→ Exercise description:
Find the lines holding the string "name" in the data, then copy all of them.

╭─ Data records

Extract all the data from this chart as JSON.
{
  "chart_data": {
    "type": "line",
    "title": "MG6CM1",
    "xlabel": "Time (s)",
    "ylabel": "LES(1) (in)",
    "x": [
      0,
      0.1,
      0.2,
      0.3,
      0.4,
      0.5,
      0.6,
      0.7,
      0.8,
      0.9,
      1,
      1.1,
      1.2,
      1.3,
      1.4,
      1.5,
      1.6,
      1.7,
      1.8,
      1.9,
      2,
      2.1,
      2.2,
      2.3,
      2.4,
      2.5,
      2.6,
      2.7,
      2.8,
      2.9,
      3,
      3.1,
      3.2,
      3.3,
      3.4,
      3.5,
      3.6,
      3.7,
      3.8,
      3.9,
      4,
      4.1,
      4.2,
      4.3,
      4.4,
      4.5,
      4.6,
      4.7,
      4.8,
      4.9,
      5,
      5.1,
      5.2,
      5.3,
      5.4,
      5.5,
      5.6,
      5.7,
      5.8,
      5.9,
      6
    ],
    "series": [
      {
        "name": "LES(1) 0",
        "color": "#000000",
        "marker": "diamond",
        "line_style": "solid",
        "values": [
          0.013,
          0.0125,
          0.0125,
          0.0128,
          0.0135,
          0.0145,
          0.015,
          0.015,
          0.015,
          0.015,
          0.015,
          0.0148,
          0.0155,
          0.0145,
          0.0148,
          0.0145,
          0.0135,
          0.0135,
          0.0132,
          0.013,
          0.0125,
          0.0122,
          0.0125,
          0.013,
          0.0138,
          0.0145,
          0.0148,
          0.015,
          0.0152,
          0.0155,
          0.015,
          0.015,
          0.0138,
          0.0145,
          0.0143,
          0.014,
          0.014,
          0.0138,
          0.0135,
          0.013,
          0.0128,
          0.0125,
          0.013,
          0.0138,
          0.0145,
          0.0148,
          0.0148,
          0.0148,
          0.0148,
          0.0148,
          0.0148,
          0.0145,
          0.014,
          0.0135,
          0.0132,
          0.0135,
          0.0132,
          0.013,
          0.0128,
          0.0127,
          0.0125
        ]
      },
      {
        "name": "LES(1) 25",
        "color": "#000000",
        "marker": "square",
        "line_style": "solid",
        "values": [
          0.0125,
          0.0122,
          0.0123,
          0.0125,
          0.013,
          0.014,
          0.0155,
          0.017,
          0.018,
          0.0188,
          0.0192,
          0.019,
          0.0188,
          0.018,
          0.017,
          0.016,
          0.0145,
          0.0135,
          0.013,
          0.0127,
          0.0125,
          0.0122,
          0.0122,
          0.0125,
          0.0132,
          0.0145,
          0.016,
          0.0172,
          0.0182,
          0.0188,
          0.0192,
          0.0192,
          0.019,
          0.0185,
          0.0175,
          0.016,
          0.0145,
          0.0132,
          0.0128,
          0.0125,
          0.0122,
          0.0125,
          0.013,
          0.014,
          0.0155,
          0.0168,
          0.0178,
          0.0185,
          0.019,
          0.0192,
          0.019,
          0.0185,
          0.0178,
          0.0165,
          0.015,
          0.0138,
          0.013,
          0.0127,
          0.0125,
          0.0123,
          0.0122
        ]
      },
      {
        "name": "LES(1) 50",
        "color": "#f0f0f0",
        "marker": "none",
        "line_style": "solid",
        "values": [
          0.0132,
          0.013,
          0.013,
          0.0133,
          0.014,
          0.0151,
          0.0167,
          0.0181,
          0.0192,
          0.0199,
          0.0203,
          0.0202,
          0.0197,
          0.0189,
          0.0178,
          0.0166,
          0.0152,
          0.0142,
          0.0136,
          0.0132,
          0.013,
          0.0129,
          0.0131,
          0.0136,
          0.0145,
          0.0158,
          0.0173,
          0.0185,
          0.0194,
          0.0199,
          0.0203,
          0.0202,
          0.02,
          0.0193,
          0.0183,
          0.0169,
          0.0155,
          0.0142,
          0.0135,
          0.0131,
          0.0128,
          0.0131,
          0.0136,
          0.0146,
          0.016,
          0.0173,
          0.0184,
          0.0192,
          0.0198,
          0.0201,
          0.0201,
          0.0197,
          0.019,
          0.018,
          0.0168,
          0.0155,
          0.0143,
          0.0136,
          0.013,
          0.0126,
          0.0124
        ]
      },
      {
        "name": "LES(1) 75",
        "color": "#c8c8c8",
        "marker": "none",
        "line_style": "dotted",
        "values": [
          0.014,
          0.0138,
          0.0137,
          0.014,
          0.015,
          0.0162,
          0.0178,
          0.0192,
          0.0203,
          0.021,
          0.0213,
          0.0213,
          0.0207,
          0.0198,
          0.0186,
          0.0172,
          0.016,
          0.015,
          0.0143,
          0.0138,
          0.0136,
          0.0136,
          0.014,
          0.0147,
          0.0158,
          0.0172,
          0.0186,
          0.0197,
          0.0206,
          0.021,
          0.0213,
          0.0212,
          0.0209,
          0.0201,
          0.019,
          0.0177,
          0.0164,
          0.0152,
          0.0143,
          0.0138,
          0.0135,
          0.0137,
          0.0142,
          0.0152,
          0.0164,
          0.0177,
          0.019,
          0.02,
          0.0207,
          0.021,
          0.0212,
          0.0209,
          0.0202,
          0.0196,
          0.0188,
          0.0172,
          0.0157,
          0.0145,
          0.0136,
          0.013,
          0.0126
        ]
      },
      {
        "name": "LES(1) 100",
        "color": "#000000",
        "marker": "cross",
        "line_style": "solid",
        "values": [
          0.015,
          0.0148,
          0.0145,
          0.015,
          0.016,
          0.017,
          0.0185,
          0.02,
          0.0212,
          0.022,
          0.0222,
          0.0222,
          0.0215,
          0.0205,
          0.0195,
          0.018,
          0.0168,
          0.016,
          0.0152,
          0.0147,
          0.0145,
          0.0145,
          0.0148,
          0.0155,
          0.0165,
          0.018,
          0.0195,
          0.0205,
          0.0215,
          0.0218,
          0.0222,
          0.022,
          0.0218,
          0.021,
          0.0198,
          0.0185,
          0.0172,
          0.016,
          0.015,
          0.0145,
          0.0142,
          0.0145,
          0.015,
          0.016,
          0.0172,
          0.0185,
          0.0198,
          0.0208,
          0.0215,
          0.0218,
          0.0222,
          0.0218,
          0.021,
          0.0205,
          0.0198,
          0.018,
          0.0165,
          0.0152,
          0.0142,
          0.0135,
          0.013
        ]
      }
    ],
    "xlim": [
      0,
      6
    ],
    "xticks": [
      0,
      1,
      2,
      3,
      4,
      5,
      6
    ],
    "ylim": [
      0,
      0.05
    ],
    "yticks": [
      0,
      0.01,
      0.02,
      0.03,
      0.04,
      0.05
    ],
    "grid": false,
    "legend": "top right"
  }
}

╰─

→ Answer for this exercise:
        "name": "LES(1) 0",
        "name": "LES(1) 25",
        "name": "LES(1) 50",
        "name": "LES(1) 75",
        "name": "LES(1) 100",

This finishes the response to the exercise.